- _Problem to solve_:
Give back all the data exactly, line by line.

- _Available data_:

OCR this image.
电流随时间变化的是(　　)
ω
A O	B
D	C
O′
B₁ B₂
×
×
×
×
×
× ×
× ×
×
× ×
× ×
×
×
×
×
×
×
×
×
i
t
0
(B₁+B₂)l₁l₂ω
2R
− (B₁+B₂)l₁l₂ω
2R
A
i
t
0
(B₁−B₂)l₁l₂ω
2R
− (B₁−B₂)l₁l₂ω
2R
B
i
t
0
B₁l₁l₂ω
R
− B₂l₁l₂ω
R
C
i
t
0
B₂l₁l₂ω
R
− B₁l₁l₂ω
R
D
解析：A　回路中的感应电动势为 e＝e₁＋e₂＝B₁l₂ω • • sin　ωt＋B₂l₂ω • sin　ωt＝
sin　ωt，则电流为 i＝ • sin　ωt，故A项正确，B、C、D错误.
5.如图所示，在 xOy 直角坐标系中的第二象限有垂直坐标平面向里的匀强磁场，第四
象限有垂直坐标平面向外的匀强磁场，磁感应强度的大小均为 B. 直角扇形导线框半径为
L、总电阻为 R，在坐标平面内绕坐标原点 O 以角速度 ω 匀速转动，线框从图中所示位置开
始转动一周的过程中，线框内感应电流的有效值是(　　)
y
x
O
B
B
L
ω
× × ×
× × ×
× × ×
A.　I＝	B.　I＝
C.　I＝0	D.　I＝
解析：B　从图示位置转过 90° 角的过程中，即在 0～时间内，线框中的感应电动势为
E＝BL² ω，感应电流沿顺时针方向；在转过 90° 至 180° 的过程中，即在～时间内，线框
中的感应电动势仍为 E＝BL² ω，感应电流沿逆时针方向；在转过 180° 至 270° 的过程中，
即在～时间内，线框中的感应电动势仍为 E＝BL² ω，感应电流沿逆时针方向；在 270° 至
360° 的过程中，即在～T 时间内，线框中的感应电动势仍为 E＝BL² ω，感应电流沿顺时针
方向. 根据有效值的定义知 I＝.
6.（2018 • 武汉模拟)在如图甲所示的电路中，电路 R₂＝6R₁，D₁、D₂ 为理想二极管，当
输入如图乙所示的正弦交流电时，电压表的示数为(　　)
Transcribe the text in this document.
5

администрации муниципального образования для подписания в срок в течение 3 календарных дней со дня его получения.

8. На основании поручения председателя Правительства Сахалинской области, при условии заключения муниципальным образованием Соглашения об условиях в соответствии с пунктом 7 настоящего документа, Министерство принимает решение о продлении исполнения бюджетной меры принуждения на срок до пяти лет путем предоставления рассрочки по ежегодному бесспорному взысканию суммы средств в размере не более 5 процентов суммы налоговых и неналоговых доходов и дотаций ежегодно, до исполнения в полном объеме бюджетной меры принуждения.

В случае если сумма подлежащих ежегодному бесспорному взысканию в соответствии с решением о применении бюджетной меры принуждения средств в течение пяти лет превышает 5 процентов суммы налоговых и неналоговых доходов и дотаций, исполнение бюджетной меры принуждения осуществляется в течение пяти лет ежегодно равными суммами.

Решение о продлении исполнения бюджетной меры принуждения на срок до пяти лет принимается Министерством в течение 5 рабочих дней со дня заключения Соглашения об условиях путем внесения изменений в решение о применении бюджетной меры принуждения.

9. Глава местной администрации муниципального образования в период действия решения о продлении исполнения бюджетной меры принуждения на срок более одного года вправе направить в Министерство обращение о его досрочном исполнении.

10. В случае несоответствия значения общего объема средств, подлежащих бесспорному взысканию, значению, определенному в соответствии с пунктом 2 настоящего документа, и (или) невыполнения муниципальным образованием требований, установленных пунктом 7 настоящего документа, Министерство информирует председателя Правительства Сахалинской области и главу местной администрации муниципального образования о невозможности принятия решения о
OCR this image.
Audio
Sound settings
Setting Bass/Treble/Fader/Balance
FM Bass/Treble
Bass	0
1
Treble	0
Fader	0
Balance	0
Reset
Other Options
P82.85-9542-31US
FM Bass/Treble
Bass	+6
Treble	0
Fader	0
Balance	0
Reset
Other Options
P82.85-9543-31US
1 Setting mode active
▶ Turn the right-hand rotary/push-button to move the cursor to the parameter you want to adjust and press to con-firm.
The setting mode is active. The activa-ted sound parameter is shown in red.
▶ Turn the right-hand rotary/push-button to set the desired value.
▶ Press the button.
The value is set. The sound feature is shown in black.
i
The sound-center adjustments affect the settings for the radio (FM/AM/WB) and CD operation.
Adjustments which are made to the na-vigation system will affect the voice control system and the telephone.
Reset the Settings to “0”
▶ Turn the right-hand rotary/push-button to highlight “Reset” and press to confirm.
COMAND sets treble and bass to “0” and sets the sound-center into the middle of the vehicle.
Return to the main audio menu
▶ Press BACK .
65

- _Output of the exercise_:
OCR this image.
电流随时间变化的是(　　)
ω
A O	B
D	C
O′
B₁ B₂
×
×
×
×
×
× ×
× ×
×
× ×
× ×
×
×
×
×
×
×
×
×
i
t
0
(B₁+B₂)l₁l₂ω
2R
− (B₁+B₂)l₁l₂ω
2R
A
i
t
0
(B₁−B₂)l₁l₂ω
2R
− (B₁−B₂)l₁l₂ω
2R
B
i
t
0
B₁l₁l₂ω
R
− B₂l₁l₂ω
R
C
i
t
0
B₂l₁l₂ω
R
− B₁l₁l₂ω
R
D
解析：A　回路中的感应电动势为 e＝e₁＋e₂＝B₁l₂ω • • sin　ωt＋B₂l₂ω • sin　ωt＝
sin　ωt，则电流为 i＝ • sin　ωt，故A项正确，B、C、D错误.
5.如图所示，在 xOy 直角坐标系中的第二象限有垂直坐标平面向里的匀强磁场，第四
象限有垂直坐标平面向外的匀强磁场，磁感应强度的大小均为 B. 直角扇形导线框半径为
L、总电阻为 R，在坐标平面内绕坐标原点 O 以角速度 ω 匀速转动，线框从图中所示位置开
始转动一周的过程中，线框内感应电流的有效值是(　　)
y
x
O
B
B
L
ω
× × ×
× × ×
× × ×
A.　I＝	B.　I＝
C.　I＝0	D.　I＝
解析：B　从图示位置转过 90° 角的过程中，即在 0～时间内，线框中的感应电动势为
E＝BL² ω，感应电流沿顺时针方向；在转过 90° 至 180° 的过程中，即在～时间内，线框
中的感应电动势仍为 E＝BL² ω，感应电流沿逆时针方向；在转过 180° 至 270° 的过程中，
即在～时间内，线框中的感应电动势仍为 E＝BL² ω，感应电流沿逆时针方向；在 270° 至
360° 的过程中，即在～T 时间内，线框中的感应电动势仍为 E＝BL² ω，感应电流沿顺时针
方向. 根据有效值的定义知 I＝.
6.（2018 • 武汉模拟)在如图甲所示的电路中，电路 R₂＝6R₁，D₁、D₂ 为理想二极管，当
输入如图乙所示的正弦交流电时，电压表的示数为(　　)
Transcribe the text in this document.
5

администрации муниципального образования для подписания в срок в течение 3 календарных дней со дня его получения.

8. На основании поручения председателя Правительства Сахалинской области, при условии заключения муниципальным образованием Соглашения об условиях в соответствии с пунктом 7 настоящего документа, Министерство принимает решение о продлении исполнения бюджетной меры принуждения на срок до пяти лет путем предоставления рассрочки по ежегодному бесспорному взысканию суммы средств в размере не более 5 процентов суммы налоговых и неналоговых доходов и дотаций ежегодно, до исполнения в полном объеме бюджетной меры принуждения.

В случае если сумма подлежащих ежегодному бесспорному взысканию в соответствии с решением о применении бюджетной меры принуждения средств в течение пяти лет превышает 5 процентов суммы налоговых и неналоговых доходов и дотаций, исполнение бюджетной меры принуждения осуществляется в течение пяти лет ежегодно равными суммами.

Решение о продлении исполнения бюджетной меры принуждения на срок до пяти лет принимается Министерством в течение 5 рабочих дней со дня заключения Соглашения об условиях путем внесения изменений в решение о применении бюджетной меры принуждения.

9. Глава местной администрации муниципального образования в период действия решения о продлении исполнения бюджетной меры принуждения на срок более одного года вправе направить в Министерство обращение о его досрочном исполнении.

10. В случае несоответствия значения общего объема средств, подлежащих бесспорному взысканию, значению, определенному в соответствии с пунктом 2 настоящего документа, и (или) невыполнения муниципальным образованием требований, установленных пунктом 7 настоящего документа, Министерство информирует председателя Правительства Сахалинской области и главу местной администрации муниципального образования о невозможности принятия решения о
OCR this image.
Audio
Sound settings
Setting Bass/Treble/Fader/Balance
FM Bass/Treble
Bass	0
1
Treble	0
Fader	0
Balance	0
Reset
Other Options
P82.85-9542-31US
FM Bass/Treble
Bass	+6
Treble	0
Fader	0
Balance	0
Reset
Other Options
P82.85-9543-31US
1 Setting mode active
▶ Turn the right-hand rotary/push-button to move the cursor to the parameter you want to adjust and press to con-firm.
The setting mode is active. The activa-ted sound parameter is shown in red.
▶ Turn the right-hand rotary/push-button to set the desired value.
▶ Press the button.
The value is set. The sound feature is shown in black.
i
The sound-center adjustments affect the settings for the radio (FM/AM/WB) and CD operation.
Adjustments which are made to the na-vigation system will affect the voice control system and the telephone.
Reset the Settings to “0”
▶ Turn the right-hand rotary/push-button to highlight “Reset” and press to confirm.
COMAND sets treble and bass to “0” and sets the sound-center into the middle of the vehicle.
Return to the main audio menu
▶ Press BACK .
65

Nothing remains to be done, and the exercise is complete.